Autor Wątek: Kto tu coś napisze ten dupa!  (Przeczytany 319007 razy)

Offline gizmi7

  • Pr0
  • Wiadomości: 1 545
  • Venus as a goodboi
@selfslave Nie znam ani jednego lewicowca, który by uważał, że "komunizm jako pomysł był dobry, ale nikt go nie wprowadził dobrze" czy cokolwiek po ale. Najwyżej paru transhumanistycznyc h komunistów, ale to już trochę inna bajka, bo dotycząca abstrakcyjnej przyszłości, gdy choroby będzie się leczyło wszczepami, a tyłek podcierały roboty. Ewentualnie jednego anarchokomunistę, ale to już totalna skrajność.

Podejście typu "zmiana ludzi" nie jest w żadnym wypadku totalitarne - co najwyżej biopolityczne. "Edukacja ludzi" mimo wszystko działa, bo nie licząc obyczajówki typu edukacja seksualna, którą zawala polski system szkolnictwa czy też kształcenia ogólnego, które w stosunku do "złej komuny" niepotrzebnie straciliśmy, to wszystko zmienia się na coraz lepsze i to faktycznie działa - niestety wolniej niż byśmy chcieli, bo są różne, sprzeczne agendy, ale mimo wszystko. Tylko ostatnie stulecie to niesamowita poprawa sytuacji społecznej kobiet, niemal globalne zniesienie analfabetyzmu, upowszechnienie rygorów higieny (a zarazem zwalczenie higieny negatywnej w postaci eugeniki). Tylko ostatnie dekady to olbrzymi "atak" kobiet na uczelnie wyższe i coraz więcej kobiet zajmujących się pracą naukową (chociaż w takim PANie nadal to jest jakiś żałosny ułamek), wyrównanie płac (akurat Polska tutaj może się chwalić tym, że nie mamy znacznych dysproporcji zarobków zależnie od płci - ale to też zależy od metodologii badań, bo gdzieś niedawno czytałem, że nadal to ok. 4:5), nie mówiąc o takich "oczywistościach" jak powszechna opieka zdrowotna, szkolnictwo czy zniesienie pracy dzieci.

········

* _Zadanie_: Autor powyższego wpisu z forum twierdzi, że edukacja ludzi działa, tylko wolniej, niż byśmy chcieli. Jak sam tłumaczy to wolniejsze tempo?

* _Zebrane dane_:

········

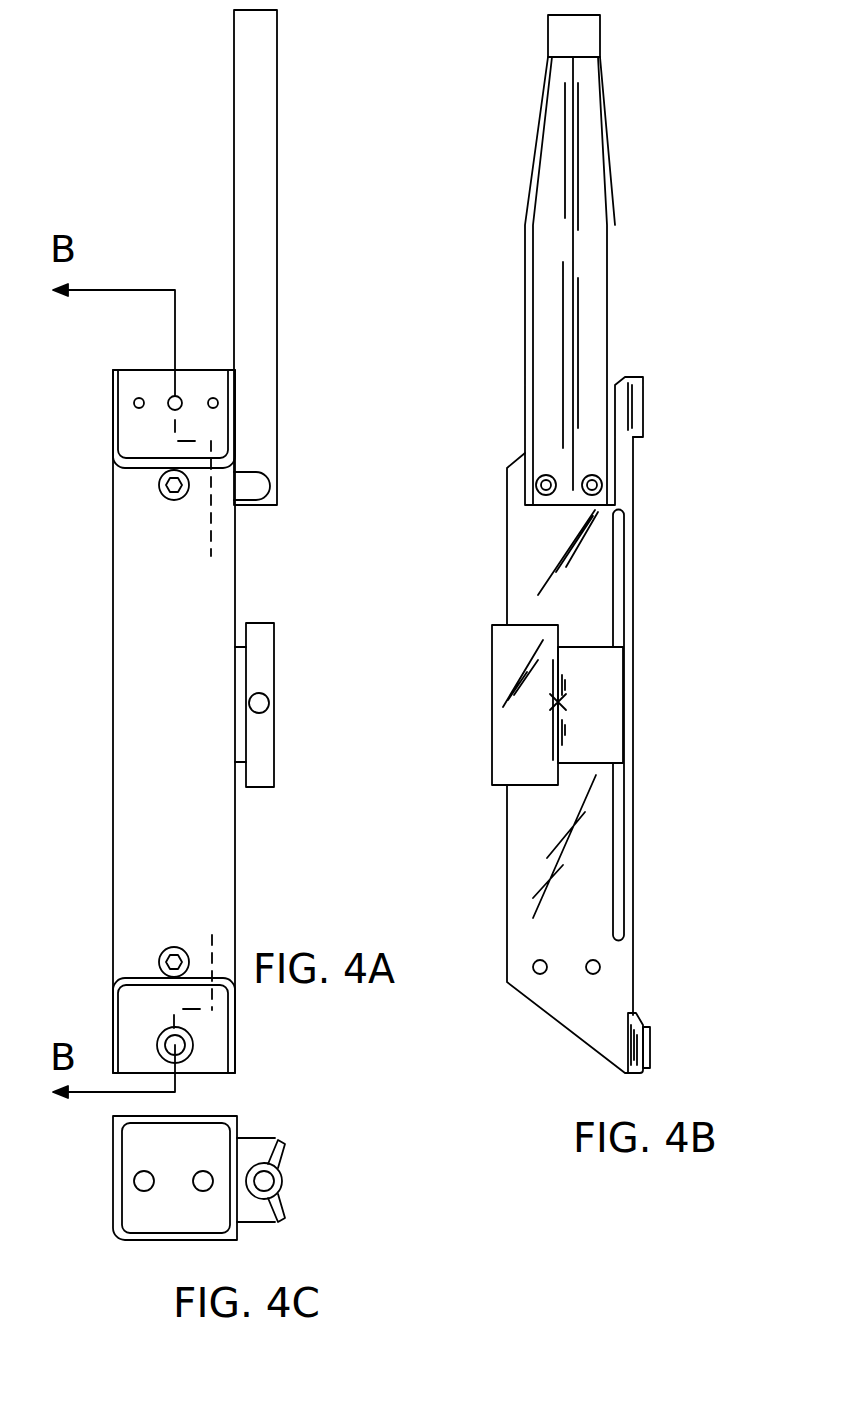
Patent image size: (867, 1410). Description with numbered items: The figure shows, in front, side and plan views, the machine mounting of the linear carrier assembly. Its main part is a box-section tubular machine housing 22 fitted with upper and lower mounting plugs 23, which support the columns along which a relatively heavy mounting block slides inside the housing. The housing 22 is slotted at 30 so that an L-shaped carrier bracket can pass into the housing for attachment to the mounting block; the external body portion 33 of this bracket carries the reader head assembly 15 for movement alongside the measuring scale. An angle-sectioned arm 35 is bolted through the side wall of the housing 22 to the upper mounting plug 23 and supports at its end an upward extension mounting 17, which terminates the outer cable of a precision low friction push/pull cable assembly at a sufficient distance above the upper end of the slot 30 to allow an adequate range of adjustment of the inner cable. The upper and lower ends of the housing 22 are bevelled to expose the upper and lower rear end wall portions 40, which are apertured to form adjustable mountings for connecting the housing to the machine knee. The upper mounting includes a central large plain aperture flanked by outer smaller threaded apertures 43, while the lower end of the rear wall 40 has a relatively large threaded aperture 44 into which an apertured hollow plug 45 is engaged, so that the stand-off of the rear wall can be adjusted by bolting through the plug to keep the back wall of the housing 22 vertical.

········

* _Odpowiedź_: Zmiany idą wolniej, bo istnieją różne, sprzeczne ze sobą agendy.